— START OF Records for processing —

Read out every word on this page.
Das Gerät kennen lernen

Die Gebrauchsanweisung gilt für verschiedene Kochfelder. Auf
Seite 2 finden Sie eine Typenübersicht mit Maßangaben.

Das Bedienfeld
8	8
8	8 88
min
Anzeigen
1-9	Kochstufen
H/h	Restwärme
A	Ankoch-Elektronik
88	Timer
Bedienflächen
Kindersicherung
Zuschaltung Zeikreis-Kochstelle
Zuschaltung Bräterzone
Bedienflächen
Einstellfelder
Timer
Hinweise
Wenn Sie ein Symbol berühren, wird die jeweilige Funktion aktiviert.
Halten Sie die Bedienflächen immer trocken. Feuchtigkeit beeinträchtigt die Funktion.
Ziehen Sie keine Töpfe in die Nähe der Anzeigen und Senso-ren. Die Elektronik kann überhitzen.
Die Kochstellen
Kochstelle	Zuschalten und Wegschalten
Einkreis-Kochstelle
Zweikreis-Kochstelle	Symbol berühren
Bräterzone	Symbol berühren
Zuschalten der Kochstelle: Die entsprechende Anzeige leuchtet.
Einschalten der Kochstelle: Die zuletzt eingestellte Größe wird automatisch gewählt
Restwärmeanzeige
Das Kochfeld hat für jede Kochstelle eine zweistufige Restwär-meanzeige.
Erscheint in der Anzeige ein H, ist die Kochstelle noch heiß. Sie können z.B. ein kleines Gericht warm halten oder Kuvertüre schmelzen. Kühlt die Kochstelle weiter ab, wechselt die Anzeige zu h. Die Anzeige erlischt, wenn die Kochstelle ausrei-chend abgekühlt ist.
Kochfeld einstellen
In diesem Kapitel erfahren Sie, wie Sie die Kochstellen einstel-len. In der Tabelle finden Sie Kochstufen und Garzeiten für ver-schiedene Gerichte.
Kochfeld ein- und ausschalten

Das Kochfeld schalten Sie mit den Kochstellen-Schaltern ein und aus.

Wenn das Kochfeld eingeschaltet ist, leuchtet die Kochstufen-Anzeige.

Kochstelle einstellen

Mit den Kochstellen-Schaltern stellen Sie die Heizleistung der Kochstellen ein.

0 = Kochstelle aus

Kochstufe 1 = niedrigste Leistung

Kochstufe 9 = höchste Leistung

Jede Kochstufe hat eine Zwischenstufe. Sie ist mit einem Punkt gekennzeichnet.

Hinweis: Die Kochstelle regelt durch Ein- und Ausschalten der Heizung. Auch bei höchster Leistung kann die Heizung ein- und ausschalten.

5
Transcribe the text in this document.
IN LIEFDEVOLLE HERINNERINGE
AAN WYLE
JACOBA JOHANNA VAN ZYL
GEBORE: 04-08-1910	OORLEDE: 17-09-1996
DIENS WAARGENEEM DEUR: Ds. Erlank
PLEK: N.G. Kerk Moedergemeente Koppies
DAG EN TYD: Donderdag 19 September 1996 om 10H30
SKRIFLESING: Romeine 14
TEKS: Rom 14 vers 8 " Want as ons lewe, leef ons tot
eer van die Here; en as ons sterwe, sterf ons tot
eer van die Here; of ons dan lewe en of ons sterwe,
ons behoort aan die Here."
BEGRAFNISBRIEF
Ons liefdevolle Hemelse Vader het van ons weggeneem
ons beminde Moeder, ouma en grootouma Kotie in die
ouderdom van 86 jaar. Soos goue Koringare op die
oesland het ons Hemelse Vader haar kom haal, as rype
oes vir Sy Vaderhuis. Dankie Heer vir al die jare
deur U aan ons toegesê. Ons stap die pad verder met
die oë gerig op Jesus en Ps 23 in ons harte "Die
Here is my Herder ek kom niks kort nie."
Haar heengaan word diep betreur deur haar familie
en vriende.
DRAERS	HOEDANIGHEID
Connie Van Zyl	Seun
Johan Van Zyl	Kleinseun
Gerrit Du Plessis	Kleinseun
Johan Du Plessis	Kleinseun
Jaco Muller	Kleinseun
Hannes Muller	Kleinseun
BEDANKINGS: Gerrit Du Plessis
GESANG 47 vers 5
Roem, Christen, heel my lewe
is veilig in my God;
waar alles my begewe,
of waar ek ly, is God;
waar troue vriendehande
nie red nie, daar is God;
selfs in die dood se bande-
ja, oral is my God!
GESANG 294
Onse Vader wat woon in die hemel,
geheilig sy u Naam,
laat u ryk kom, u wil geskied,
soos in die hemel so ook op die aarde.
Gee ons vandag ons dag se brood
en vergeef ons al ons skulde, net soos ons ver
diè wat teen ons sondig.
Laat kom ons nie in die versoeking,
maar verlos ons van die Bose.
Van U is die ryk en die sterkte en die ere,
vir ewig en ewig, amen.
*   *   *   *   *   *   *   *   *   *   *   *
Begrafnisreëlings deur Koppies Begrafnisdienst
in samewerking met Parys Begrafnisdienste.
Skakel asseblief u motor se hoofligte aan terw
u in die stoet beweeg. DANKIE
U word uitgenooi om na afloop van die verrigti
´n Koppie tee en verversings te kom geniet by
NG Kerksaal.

— END OF Records for processing —

__Task prompt__. Copy all data exactly, start to finish.

__Exercise solution__.
Read out every word on this page.
Das Gerät kennen lernen

Die Gebrauchsanweisung gilt für verschiedene Kochfelder. Auf
Seite 2 finden Sie eine Typenübersicht mit Maßangaben.

Das Bedienfeld
8	8
8	8 88
min
Anzeigen
1-9	Kochstufen
H/h	Restwärme
A	Ankoch-Elektronik
88	Timer
Bedienflächen
Kindersicherung
Zuschaltung Zeikreis-Kochstelle
Zuschaltung Bräterzone
Bedienflächen
Einstellfelder
Timer
Hinweise
Wenn Sie ein Symbol berühren, wird die jeweilige Funktion aktiviert.
Halten Sie die Bedienflächen immer trocken. Feuchtigkeit beeinträchtigt die Funktion.
Ziehen Sie keine Töpfe in die Nähe der Anzeigen und Senso-ren. Die Elektronik kann überhitzen.
Die Kochstellen
Kochstelle	Zuschalten und Wegschalten
Einkreis-Kochstelle
Zweikreis-Kochstelle	Symbol berühren
Bräterzone	Symbol berühren
Zuschalten der Kochstelle: Die entsprechende Anzeige leuchtet.
Einschalten der Kochstelle: Die zuletzt eingestellte Größe wird automatisch gewählt
Restwärmeanzeige
Das Kochfeld hat für jede Kochstelle eine zweistufige Restwär-meanzeige.
Erscheint in der Anzeige ein H, ist die Kochstelle noch heiß. Sie können z.B. ein kleines Gericht warm halten oder Kuvertüre schmelzen. Kühlt die Kochstelle weiter ab, wechselt die Anzeige zu h. Die Anzeige erlischt, wenn die Kochstelle ausrei-chend abgekühlt ist.
Kochfeld einstellen
In diesem Kapitel erfahren Sie, wie Sie die Kochstellen einstel-len. In der Tabelle finden Sie Kochstufen und Garzeiten für ver-schiedene Gerichte.
Kochfeld ein- und ausschalten

Das Kochfeld schalten Sie mit den Kochstellen-Schaltern ein und aus.

Wenn das Kochfeld eingeschaltet ist, leuchtet die Kochstufen-Anzeige.

Kochstelle einstellen

Mit den Kochstellen-Schaltern stellen Sie die Heizleistung der Kochstellen ein.

0 = Kochstelle aus

Kochstufe 1 = niedrigste Leistung

Kochstufe 9 = höchste Leistung

Jede Kochstufe hat eine Zwischenstufe. Sie ist mit einem Punkt gekennzeichnet.

Hinweis: Die Kochstelle regelt durch Ein- und Ausschalten der Heizung. Auch bei höchster Leistung kann die Heizung ein- und ausschalten.

5
Transcribe the text in this document.
IN LIEFDEVOLLE HERINNERINGE
AAN WYLE
JACOBA JOHANNA VAN ZYL
GEBORE: 04-08-1910	OORLEDE: 17-09-1996
DIENS WAARGENEEM DEUR: Ds. Erlank
PLEK: N.G. Kerk Moedergemeente Koppies
DAG EN TYD: Donderdag 19 September 1996 om 10H30
SKRIFLESING: Romeine 14
TEKS: Rom 14 vers 8 " Want as ons lewe, leef ons tot
eer van die Here; en as ons sterwe, sterf ons tot
eer van die Here; of ons dan lewe en of ons sterwe,
ons behoort aan die Here."
BEGRAFNISBRIEF
Ons liefdevolle Hemelse Vader het van ons weggeneem
ons beminde Moeder, ouma en grootouma Kotie in die
ouderdom van 86 jaar. Soos goue Koringare op die
oesland het ons Hemelse Vader haar kom haal, as rype
oes vir Sy Vaderhuis. Dankie Heer vir al die jare
deur U aan ons toegesê. Ons stap die pad verder met
die oë gerig op Jesus en Ps 23 in ons harte "Die
Here is my Herder ek kom niks kort nie."
Haar heengaan word diep betreur deur haar familie
en vriende.
DRAERS	HOEDANIGHEID
Connie Van Zyl	Seun
Johan Van Zyl	Kleinseun
Gerrit Du Plessis	Kleinseun
Johan Du Plessis	Kleinseun
Jaco Muller	Kleinseun
Hannes Muller	Kleinseun
BEDANKINGS: Gerrit Du Plessis
GESANG 47 vers 5
Roem, Christen, heel my lewe
is veilig in my God;
waar alles my begewe,
of waar ek ly, is God;
waar troue vriendehande
nie red nie, daar is God;
selfs in die dood se bande-
ja, oral is my God!
GESANG 294
Onse Vader wat woon in die hemel,
geheilig sy u Naam,
laat u ryk kom, u wil geskied,
soos in die hemel so ook op die aarde.
Gee ons vandag ons dag se brood
en vergeef ons al ons skulde, net soos ons ver
diè wat teen ons sondig.
Laat kom ons nie in die versoeking,
maar verlos ons van die Bose.
Van U is die ryk en die sterkte en die ere,
vir ewig en ewig, amen.
*   *   *   *   *   *   *   *   *   *   *   *
Begrafnisreëlings deur Koppies Begrafnisdienst
in samewerking met Parys Begrafnisdienste.
Skakel asseblief u motor se hoofligte aan terw
u in die stoet beweeg. DANKIE
U word uitgenooi om na afloop van die verrigti
´n Koppie tee en verversings te kom geniet by
NG Kerksaal.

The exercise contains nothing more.